__PROBLEM TO WORK ON__
Select, from the material below, each line with "screenshot" in it.

__PROVIDED RECORDS__
↓

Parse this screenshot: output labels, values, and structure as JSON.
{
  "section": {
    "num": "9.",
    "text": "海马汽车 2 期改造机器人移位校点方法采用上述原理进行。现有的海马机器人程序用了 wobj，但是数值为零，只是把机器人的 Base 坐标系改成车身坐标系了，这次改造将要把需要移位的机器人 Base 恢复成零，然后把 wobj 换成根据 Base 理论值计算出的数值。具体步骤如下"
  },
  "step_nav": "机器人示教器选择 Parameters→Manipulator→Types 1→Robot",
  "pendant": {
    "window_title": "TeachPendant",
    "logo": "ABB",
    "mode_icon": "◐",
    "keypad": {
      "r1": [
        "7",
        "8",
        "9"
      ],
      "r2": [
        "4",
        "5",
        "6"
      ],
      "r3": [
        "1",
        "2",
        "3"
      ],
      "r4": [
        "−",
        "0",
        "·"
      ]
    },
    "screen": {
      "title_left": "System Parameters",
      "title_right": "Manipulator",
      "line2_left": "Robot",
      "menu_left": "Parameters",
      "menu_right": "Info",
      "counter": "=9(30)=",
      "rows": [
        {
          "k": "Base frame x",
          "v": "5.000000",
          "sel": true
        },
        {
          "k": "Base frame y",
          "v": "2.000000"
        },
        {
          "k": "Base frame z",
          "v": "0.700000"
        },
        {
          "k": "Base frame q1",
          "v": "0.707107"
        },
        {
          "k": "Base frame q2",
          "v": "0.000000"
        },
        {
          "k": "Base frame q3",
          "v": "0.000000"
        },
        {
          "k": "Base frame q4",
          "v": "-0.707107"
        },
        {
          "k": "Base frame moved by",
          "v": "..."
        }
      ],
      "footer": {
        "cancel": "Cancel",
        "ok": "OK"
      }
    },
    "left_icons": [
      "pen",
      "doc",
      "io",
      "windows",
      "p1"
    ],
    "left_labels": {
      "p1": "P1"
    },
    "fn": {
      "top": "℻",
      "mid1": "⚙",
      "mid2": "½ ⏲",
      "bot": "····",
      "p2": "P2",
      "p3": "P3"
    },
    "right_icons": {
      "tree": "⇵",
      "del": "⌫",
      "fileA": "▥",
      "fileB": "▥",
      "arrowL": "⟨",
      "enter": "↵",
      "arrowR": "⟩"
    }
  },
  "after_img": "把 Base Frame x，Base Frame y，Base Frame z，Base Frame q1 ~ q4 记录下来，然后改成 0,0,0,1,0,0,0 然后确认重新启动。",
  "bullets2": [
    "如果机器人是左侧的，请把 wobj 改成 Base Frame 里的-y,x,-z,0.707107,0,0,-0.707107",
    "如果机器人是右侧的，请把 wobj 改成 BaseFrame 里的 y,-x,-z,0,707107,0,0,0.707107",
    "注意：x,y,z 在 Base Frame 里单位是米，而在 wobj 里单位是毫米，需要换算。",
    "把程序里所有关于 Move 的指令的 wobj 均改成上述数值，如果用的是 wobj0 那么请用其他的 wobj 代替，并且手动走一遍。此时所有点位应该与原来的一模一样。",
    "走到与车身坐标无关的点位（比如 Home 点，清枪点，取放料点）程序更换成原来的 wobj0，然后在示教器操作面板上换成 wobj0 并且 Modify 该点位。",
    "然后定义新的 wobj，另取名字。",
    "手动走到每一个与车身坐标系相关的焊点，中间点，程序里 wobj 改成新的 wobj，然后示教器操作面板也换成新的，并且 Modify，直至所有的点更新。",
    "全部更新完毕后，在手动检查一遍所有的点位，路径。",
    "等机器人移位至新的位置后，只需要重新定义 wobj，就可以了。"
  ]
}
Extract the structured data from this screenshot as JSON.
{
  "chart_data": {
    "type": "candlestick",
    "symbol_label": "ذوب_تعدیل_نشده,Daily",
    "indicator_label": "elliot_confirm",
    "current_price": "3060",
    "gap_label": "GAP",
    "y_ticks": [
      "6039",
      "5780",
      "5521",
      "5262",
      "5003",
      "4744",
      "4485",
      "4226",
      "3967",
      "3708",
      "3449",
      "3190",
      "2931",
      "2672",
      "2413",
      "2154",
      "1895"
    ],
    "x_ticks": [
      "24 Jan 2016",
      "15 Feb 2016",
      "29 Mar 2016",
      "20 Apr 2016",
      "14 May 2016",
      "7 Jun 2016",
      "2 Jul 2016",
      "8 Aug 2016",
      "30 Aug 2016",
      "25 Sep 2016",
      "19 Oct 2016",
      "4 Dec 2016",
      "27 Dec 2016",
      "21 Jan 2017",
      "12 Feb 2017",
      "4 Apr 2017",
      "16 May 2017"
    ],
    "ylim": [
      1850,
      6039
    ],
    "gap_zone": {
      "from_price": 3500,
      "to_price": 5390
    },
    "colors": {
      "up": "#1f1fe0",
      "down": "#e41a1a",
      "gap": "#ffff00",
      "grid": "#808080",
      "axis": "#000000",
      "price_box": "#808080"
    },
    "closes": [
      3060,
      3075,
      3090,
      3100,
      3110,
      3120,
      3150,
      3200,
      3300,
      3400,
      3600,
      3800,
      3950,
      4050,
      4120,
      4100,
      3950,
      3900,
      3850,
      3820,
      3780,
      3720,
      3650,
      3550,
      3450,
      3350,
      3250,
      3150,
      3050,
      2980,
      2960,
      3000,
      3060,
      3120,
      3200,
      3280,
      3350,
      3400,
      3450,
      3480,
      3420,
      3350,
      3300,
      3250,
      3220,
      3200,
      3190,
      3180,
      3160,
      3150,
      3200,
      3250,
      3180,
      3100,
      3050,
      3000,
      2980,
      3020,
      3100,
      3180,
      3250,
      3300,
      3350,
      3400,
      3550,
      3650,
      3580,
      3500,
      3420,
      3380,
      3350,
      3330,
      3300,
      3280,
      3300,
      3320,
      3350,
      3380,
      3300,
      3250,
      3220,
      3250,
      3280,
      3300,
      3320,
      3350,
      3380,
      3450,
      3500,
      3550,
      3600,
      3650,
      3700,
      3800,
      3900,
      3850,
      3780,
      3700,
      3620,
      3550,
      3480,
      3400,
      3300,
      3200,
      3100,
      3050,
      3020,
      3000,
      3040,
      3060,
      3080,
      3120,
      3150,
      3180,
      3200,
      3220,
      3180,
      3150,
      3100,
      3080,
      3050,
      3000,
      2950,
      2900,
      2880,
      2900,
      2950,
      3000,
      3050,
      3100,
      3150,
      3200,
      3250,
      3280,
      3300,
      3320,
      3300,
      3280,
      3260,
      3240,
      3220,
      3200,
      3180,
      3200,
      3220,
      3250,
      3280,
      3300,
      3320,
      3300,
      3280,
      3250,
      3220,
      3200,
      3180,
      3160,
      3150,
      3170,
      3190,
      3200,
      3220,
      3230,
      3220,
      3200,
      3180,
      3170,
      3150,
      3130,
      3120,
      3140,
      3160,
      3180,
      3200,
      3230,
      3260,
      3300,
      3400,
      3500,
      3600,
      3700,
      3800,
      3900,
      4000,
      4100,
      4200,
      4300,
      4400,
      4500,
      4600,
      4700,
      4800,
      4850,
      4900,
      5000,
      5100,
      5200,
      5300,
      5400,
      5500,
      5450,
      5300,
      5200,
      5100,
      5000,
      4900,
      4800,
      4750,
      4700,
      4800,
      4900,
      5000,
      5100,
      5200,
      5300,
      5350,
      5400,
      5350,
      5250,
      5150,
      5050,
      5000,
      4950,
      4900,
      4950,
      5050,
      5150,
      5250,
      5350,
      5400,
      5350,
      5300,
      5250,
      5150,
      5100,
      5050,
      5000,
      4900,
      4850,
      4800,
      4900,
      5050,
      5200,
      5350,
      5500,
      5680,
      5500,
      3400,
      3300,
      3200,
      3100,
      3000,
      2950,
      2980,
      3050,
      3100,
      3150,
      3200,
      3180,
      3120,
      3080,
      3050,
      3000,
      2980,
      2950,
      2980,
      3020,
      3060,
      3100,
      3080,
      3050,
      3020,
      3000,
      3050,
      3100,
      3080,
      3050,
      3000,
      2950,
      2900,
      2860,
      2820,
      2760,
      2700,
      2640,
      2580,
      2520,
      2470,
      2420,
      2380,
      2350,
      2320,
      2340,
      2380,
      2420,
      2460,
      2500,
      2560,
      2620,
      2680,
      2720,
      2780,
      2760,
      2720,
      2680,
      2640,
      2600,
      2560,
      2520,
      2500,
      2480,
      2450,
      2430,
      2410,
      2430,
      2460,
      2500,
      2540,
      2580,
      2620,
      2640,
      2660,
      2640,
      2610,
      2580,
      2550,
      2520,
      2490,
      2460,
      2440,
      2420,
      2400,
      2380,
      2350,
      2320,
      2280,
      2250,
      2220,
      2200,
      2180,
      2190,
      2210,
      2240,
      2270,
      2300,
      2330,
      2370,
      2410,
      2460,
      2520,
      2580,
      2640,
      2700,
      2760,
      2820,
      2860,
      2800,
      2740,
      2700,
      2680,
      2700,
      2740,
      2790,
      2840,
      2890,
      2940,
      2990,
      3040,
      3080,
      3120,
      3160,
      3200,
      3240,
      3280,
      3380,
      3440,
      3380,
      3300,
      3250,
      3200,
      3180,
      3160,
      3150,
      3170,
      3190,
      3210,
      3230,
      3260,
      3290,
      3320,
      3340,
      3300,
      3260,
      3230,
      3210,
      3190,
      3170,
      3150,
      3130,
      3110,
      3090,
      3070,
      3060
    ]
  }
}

↑

__EXPECTED OUTPUT__
Parse this screenshot: output labels, values, and structure as JSON.
Extract the structured data from this screenshot as JSON.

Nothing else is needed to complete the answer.